◆ WHAT IS BEING ASKED ◆
Take every line that has the string "Umsatz" and copy it out.

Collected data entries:
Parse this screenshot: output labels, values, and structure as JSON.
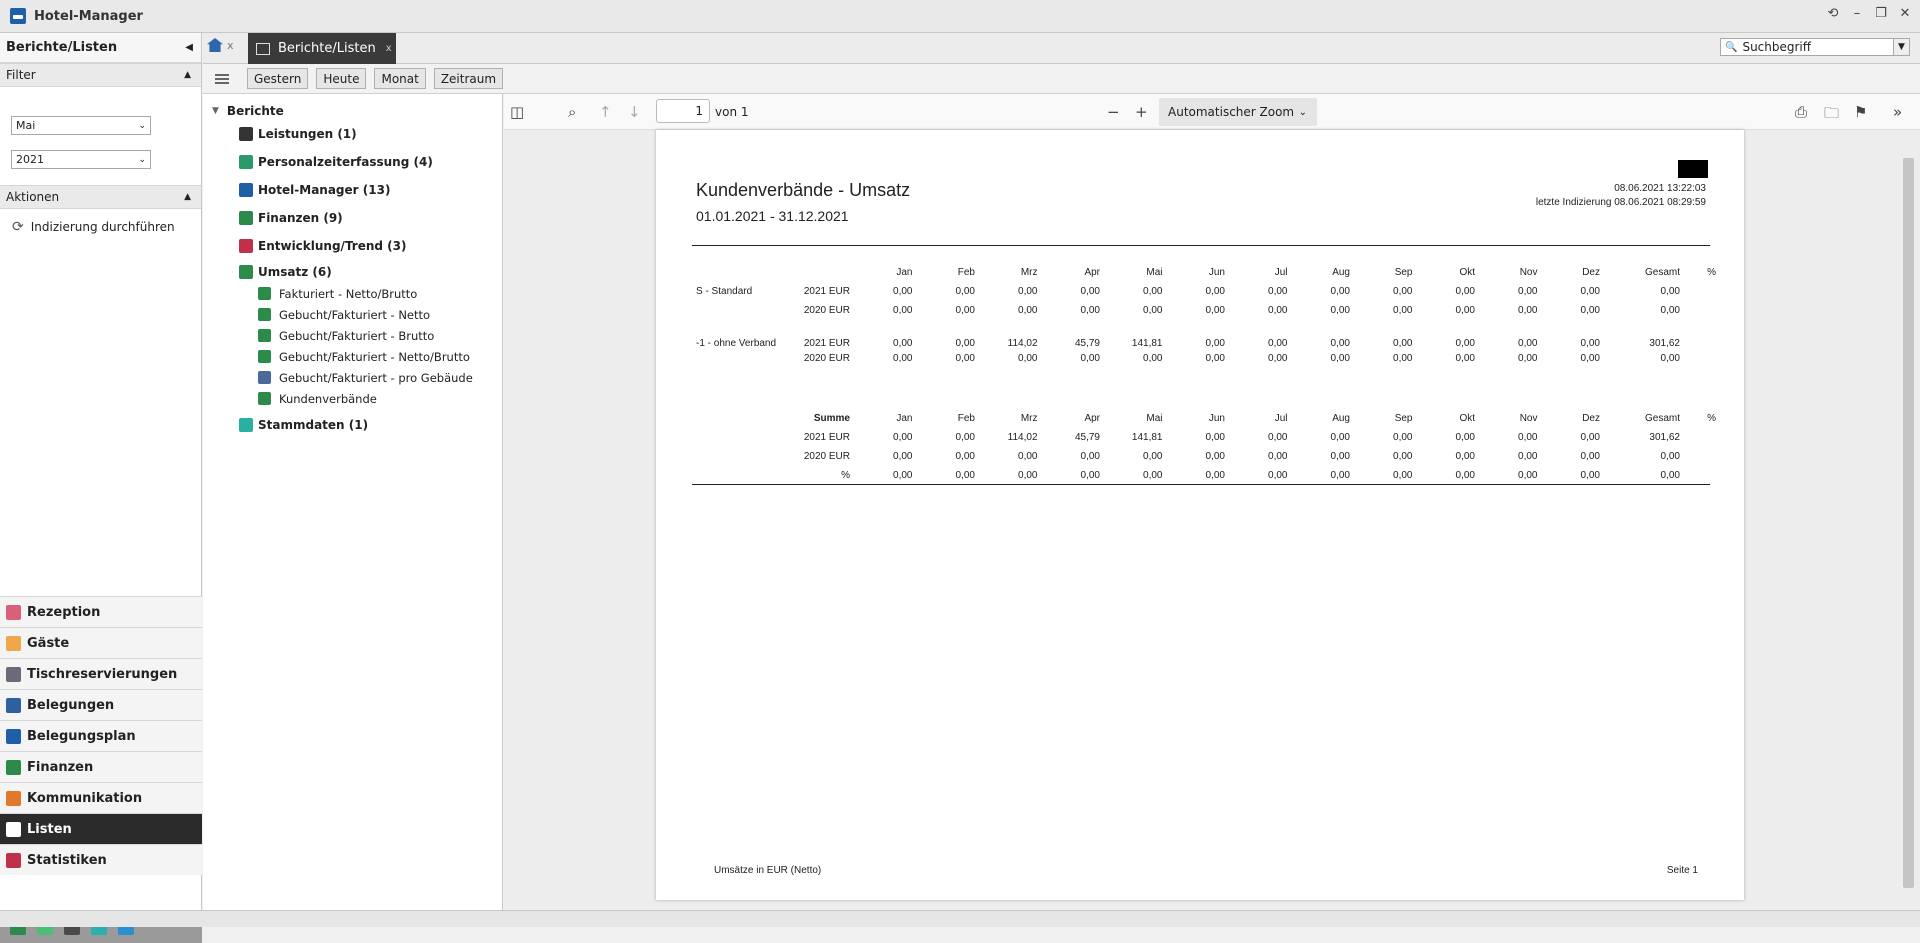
{
  "app": {
    "title": "Hotel-Manager"
  },
  "sidebar": {
    "header": "Berichte/Listen",
    "filter_label": "Filter",
    "month": "Mai",
    "year": "2021",
    "actions_label": "Aktionen",
    "action_reindex": "Indizierung durchführen",
    "nav": [
      {
        "label": "Rezeption",
        "color": "#d9607a"
      },
      {
        "label": "Gäste",
        "color": "#f0a64b"
      },
      {
        "label": "Tischreservierungen",
        "color": "#6a6a7a"
      },
      {
        "label": "Belegungen",
        "color": "#2e5fa0"
      },
      {
        "label": "Belegungsplan",
        "color": "#1f5fa8"
      },
      {
        "label": "Finanzen",
        "color": "#2c8a4a"
      },
      {
        "label": "Kommunikation",
        "color": "#e07a2a"
      },
      {
        "label": "Listen",
        "color": "#ffffff"
      },
      {
        "label": "Statistiken",
        "color": "#c0304a"
      }
    ]
  },
  "tabs": {
    "active": "Berichte/Listen",
    "close": "x",
    "home_close": "x"
  },
  "search": {
    "placeholder": "Suchbegriff"
  },
  "toolbar": {
    "buttons": [
      "Gestern",
      "Heute",
      "Monat",
      "Zeitraum"
    ]
  },
  "tree": {
    "root": "Berichte",
    "nodes": [
      {
        "label": "Leistungen (1)",
        "color": "#333333"
      },
      {
        "label": "Personalzeiterfassung (4)",
        "color": "#2a9a6a"
      },
      {
        "label": "Hotel-Manager (13)",
        "color": "#1f5fa8"
      },
      {
        "label": "Finanzen (9)",
        "color": "#2c8a4a"
      },
      {
        "label": "Entwicklung/Trend (3)",
        "color": "#c0304a"
      },
      {
        "label": "Umsatz (6)",
        "color": "#2c8a4a"
      }
    ],
    "leaves": [
      "Fakturiert - Netto/Brutto",
      "Gebucht/Fakturiert - Netto",
      "Gebucht/Fakturiert - Brutto",
      "Gebucht/Fakturiert - Netto/Brutto",
      "Gebucht/Fakturiert - pro Gebäude",
      "Kundenverbände"
    ],
    "last_node": "Stammdaten (1)"
  },
  "viewer": {
    "page_number": "1",
    "of_label": "von 1",
    "zoom": "Automatischer Zoom"
  },
  "report": {
    "title": "Kundenverbände - Umsatz",
    "range": "01.01.2021 - 31.12.2021",
    "printed": "08.06.2021 13:22:03",
    "indexed": "letzte Indizierung 08.06.2021 08:29:59",
    "months": [
      "Jan",
      "Feb",
      "Mrz",
      "Apr",
      "Mai",
      "Jun",
      "Jul",
      "Aug",
      "Sep",
      "Okt",
      "Nov",
      "Dez"
    ],
    "total_label": "Gesamt",
    "pct_label": "%",
    "sum_label": "Summe",
    "groups": [
      {
        "name": "S - Standard",
        "rows": [
          {
            "year": "2021 EUR",
            "values": [
              "0,00",
              "0,00",
              "0,00",
              "0,00",
              "0,00",
              "0,00",
              "0,00",
              "0,00",
              "0,00",
              "0,00",
              "0,00",
              "0,00"
            ],
            "total": "0,00"
          },
          {
            "year": "2020 EUR",
            "values": [
              "0,00",
              "0,00",
              "0,00",
              "0,00",
              "0,00",
              "0,00",
              "0,00",
              "0,00",
              "0,00",
              "0,00",
              "0,00",
              "0,00"
            ],
            "total": "0,00"
          }
        ]
      },
      {
        "name": "-1 - ohne Verband",
        "rows": [
          {
            "year": "2021 EUR",
            "values": [
              "0,00",
              "0,00",
              "114,02",
              "45,79",
              "141,81",
              "0,00",
              "0,00",
              "0,00",
              "0,00",
              "0,00",
              "0,00",
              "0,00"
            ],
            "total": "301,62"
          },
          {
            "year": "2020 EUR",
            "values": [
              "0,00",
              "0,00",
              "0,00",
              "0,00",
              "0,00",
              "0,00",
              "0,00",
              "0,00",
              "0,00",
              "0,00",
              "0,00",
              "0,00"
            ],
            "total": "0,00"
          }
        ]
      }
    ],
    "summary": [
      {
        "year": "2021 EUR",
        "values": [
          "0,00",
          "0,00",
          "114,02",
          "45,79",
          "141,81",
          "0,00",
          "0,00",
          "0,00",
          "0,00",
          "0,00",
          "0,00",
          "0,00"
        ],
        "total": "301,62"
      },
      {
        "year": "2020 EUR",
        "values": [
          "0,00",
          "0,00",
          "0,00",
          "0,00",
          "0,00",
          "0,00",
          "0,00",
          "0,00",
          "0,00",
          "0,00",
          "0,00",
          "0,00"
        ],
        "total": "0,00"
      },
      {
        "year": "%",
        "values": [
          "0,00",
          "0,00",
          "0,00",
          "0,00",
          "0,00",
          "0,00",
          "0,00",
          "0,00",
          "0,00",
          "0,00",
          "0,00",
          "0,00"
        ],
        "total": "0,00"
      }
    ],
    "footer_left": "Umsätze in EUR (Netto)",
    "footer_right": "Seite 1"
  }
}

◆ ANSWER TO THE TASK ◆
        "label": "Umsatz (6)",
    "title": "Kundenverbände - Umsatz",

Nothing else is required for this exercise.